* **Requirement**
Extract, from the listing that follows, each line containing the word "General".

* **Data for the task**
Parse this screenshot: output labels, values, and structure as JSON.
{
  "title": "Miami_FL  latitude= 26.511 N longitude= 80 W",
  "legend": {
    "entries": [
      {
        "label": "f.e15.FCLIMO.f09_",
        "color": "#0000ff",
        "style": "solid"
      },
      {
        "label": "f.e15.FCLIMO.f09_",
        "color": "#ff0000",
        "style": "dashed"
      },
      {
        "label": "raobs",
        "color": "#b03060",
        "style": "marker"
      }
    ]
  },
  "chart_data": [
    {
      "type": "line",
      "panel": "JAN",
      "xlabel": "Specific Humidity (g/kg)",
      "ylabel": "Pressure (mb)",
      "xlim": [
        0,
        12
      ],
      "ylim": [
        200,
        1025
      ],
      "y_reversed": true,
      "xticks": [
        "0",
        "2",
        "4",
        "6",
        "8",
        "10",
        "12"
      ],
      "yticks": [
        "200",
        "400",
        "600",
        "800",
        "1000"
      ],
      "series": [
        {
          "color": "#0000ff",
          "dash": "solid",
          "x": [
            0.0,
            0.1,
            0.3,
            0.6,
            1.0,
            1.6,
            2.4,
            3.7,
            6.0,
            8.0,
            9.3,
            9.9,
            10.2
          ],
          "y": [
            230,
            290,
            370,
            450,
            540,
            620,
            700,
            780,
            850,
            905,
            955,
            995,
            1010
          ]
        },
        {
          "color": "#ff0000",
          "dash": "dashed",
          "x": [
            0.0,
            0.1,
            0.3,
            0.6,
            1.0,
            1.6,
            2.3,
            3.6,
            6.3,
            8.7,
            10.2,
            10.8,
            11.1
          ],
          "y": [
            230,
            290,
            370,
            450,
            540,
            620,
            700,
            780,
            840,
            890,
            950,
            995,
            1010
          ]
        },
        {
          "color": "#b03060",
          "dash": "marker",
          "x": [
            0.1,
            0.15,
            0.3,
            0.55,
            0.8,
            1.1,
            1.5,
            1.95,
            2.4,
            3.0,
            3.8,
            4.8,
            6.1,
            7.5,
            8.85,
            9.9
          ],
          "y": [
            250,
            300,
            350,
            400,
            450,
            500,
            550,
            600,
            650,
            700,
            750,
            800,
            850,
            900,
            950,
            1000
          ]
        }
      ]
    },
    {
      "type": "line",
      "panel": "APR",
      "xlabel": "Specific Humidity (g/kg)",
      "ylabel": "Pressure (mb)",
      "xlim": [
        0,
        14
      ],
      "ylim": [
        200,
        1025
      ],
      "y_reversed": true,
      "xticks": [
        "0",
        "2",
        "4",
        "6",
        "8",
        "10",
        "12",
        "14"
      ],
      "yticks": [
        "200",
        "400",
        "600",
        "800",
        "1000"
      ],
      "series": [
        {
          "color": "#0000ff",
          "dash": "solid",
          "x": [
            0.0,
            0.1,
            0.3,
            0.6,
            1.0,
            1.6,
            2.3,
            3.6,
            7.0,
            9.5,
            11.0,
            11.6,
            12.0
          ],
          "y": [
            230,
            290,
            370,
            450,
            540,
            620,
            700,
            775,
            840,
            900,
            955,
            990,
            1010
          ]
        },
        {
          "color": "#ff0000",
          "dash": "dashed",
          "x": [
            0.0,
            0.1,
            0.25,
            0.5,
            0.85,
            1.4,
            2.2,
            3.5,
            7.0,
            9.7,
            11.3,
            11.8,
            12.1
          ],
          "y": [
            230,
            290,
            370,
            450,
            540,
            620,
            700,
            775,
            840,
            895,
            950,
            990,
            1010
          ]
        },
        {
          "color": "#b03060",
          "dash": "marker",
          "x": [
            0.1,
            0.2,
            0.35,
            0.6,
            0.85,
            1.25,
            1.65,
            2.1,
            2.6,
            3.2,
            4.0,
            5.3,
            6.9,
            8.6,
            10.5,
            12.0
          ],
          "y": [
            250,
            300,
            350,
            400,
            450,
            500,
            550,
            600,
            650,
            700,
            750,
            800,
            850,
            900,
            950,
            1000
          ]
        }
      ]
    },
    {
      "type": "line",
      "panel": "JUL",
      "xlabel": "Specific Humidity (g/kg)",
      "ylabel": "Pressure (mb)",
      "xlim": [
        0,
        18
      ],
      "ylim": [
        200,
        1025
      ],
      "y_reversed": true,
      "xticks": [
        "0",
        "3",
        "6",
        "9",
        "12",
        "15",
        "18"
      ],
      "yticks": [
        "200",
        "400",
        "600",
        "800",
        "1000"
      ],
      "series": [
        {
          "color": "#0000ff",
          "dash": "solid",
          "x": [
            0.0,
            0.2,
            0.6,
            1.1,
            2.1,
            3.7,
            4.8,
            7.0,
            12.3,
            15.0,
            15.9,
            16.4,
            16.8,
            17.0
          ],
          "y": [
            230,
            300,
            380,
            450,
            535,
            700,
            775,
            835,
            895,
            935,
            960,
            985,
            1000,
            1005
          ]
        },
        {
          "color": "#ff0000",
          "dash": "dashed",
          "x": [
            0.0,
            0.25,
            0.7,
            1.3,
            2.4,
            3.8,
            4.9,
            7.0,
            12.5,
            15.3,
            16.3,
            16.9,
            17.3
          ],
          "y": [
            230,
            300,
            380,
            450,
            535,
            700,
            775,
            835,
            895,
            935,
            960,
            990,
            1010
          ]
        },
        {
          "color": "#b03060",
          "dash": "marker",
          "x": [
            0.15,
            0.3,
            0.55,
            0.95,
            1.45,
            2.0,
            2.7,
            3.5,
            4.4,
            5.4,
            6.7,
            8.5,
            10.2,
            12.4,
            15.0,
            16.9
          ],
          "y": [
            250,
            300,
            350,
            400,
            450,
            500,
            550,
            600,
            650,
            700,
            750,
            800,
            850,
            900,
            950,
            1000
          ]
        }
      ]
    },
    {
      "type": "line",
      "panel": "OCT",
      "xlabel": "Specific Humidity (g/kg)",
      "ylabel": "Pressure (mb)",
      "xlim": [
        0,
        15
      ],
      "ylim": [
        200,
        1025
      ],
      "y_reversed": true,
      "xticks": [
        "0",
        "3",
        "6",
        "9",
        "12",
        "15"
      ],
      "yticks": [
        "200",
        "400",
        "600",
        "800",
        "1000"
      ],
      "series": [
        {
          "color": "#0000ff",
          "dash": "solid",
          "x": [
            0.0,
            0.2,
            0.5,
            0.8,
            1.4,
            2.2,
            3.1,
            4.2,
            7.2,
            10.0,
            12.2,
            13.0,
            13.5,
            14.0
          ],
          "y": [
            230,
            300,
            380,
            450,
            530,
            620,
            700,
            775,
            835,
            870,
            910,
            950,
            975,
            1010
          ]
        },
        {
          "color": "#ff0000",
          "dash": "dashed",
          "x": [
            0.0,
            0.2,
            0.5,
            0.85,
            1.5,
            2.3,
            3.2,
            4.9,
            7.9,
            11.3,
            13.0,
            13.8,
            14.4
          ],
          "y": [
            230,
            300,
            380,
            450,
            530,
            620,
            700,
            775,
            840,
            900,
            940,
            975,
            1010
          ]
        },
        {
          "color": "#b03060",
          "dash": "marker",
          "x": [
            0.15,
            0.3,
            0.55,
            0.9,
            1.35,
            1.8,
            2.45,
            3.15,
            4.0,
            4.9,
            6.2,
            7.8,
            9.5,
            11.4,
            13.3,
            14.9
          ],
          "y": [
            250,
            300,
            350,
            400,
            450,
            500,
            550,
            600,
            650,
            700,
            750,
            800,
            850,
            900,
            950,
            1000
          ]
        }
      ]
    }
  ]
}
...
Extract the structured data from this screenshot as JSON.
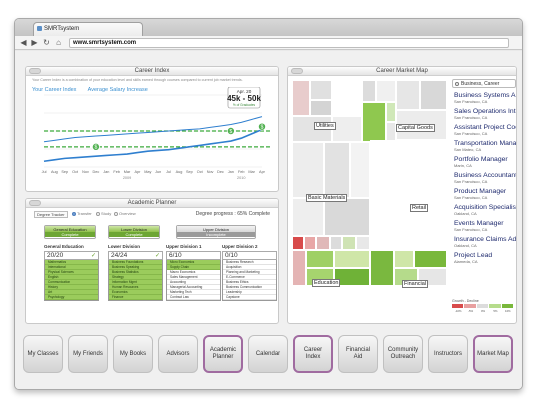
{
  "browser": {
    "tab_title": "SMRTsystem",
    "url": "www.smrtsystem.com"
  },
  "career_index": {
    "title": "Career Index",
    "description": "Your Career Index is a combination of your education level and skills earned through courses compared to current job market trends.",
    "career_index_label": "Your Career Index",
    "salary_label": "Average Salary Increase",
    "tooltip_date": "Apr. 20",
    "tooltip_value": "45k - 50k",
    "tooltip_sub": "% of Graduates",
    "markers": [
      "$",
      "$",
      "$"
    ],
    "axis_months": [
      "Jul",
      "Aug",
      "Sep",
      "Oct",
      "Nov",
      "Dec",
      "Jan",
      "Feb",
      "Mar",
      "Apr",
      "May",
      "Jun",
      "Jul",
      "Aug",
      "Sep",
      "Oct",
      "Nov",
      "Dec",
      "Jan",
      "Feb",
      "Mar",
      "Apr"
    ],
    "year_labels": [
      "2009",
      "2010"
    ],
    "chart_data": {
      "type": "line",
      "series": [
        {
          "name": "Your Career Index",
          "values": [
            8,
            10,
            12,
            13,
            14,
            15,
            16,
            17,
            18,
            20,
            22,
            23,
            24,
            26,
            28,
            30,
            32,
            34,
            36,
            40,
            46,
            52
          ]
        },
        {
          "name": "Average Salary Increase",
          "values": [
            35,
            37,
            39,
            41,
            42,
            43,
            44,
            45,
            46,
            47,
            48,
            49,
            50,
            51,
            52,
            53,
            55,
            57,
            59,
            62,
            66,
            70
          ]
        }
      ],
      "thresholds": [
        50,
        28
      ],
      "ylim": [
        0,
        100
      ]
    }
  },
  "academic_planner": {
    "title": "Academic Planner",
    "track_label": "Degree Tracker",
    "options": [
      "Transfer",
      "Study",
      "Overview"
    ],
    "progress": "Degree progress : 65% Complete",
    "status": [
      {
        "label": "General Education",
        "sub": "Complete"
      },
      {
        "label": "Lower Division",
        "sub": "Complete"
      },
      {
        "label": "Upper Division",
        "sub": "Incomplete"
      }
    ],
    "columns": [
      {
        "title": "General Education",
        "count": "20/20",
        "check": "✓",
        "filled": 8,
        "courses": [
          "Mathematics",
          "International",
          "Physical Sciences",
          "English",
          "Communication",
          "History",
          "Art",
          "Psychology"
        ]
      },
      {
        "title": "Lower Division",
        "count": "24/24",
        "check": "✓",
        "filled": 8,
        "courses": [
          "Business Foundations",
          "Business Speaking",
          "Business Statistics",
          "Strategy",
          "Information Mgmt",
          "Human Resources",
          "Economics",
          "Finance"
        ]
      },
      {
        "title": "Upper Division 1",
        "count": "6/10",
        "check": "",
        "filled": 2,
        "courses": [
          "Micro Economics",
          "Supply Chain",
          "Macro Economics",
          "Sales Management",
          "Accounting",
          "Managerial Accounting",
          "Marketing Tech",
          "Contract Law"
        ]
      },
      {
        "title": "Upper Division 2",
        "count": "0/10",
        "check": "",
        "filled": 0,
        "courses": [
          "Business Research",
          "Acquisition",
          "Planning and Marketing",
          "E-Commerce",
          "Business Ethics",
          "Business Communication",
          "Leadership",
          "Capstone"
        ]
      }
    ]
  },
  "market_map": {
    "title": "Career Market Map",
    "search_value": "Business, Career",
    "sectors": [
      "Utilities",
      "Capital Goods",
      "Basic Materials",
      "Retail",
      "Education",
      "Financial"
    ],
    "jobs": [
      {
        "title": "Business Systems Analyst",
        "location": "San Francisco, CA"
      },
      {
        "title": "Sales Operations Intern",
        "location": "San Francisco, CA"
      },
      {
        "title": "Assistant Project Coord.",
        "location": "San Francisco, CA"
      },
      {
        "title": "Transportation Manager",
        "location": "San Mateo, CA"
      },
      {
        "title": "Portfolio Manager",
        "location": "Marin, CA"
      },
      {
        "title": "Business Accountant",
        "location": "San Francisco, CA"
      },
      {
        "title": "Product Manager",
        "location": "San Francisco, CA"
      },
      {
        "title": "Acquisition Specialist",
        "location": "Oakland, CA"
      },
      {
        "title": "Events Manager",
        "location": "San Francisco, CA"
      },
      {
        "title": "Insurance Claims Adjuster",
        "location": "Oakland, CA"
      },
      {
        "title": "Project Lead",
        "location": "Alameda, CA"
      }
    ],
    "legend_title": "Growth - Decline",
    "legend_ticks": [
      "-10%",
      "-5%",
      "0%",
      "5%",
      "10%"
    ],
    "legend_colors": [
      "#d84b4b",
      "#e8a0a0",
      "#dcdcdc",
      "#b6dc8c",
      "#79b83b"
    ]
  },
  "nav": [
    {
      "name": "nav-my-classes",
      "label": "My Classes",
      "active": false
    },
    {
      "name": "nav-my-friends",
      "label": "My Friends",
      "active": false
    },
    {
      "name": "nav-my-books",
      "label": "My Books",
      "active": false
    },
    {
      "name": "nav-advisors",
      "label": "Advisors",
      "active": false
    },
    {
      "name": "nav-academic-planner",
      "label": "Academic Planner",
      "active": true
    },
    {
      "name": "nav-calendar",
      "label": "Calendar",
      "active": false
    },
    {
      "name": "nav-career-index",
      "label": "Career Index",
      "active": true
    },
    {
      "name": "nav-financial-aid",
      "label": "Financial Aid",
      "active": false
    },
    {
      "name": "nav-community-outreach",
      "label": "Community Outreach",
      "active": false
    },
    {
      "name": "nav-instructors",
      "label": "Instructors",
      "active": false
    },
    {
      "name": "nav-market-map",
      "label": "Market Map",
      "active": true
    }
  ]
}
* * *
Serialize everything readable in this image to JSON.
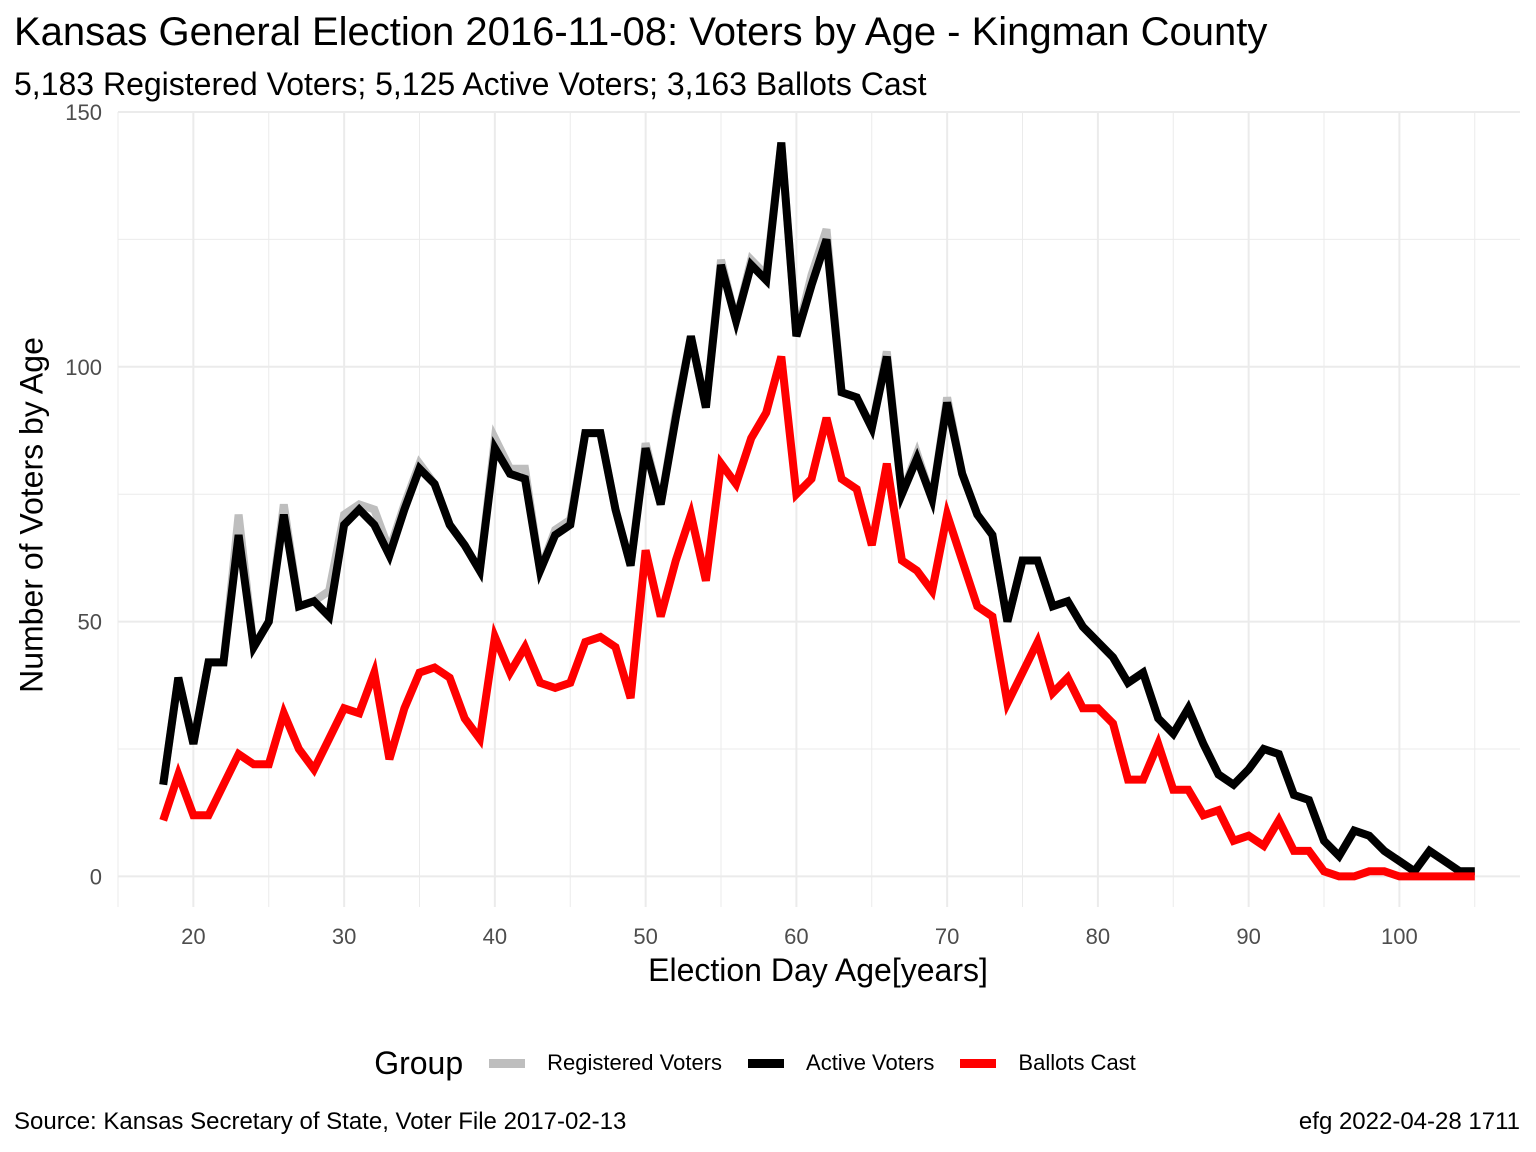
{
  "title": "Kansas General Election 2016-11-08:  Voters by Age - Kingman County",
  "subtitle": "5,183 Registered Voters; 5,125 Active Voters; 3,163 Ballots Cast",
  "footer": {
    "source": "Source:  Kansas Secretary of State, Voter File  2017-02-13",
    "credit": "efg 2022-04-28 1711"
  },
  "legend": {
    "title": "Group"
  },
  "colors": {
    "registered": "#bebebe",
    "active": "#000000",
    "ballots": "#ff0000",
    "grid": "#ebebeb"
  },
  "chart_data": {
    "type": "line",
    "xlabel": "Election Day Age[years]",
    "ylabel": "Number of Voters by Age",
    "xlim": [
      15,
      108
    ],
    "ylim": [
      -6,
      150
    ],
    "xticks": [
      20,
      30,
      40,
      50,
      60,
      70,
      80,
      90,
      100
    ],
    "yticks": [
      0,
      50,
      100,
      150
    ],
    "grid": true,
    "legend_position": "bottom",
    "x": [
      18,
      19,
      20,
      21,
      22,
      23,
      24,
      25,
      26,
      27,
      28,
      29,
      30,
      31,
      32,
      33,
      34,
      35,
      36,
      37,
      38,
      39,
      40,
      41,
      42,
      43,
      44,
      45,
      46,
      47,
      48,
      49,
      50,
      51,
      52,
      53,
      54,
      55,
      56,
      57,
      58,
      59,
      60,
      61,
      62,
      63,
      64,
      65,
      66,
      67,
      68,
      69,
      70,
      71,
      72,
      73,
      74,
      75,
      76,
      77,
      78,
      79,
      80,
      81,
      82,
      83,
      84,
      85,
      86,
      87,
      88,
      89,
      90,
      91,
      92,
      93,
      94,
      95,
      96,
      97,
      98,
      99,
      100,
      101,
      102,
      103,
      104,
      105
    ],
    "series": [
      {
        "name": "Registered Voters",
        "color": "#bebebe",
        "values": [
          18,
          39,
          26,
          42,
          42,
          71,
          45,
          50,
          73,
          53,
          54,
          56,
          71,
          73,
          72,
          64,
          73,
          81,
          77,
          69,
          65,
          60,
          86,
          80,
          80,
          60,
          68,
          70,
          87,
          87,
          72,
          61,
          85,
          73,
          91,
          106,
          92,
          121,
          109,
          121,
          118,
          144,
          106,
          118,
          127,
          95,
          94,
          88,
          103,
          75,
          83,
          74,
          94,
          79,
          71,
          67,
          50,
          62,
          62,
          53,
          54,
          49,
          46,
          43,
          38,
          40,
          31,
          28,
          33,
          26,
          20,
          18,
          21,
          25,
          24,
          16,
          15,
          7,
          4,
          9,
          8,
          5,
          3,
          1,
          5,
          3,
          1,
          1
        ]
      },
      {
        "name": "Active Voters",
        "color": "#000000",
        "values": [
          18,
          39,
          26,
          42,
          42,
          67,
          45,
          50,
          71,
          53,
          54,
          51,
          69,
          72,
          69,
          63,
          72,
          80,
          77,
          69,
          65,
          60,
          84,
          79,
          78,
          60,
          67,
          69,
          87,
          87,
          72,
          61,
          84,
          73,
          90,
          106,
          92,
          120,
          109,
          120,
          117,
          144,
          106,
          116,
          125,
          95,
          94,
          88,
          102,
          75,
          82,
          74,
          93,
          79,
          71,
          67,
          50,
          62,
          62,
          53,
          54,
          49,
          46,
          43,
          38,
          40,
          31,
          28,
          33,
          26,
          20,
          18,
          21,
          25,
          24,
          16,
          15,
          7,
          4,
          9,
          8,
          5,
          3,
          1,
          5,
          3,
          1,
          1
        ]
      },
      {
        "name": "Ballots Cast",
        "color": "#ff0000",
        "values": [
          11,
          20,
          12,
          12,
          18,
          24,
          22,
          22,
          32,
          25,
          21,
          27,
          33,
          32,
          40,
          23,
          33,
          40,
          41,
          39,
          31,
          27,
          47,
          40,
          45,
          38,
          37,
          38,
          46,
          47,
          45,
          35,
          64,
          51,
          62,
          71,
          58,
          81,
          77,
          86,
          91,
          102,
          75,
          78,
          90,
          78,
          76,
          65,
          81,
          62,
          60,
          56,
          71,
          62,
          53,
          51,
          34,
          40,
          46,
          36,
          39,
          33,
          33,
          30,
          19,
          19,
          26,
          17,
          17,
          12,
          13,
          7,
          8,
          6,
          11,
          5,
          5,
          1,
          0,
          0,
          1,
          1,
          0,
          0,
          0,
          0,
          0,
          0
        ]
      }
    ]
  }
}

* **Task solution**
        "label": "General Education",
        "title": "General Education",
  "title": "Kansas General Election 2016-11-08:  Voters by Age - Kingman County",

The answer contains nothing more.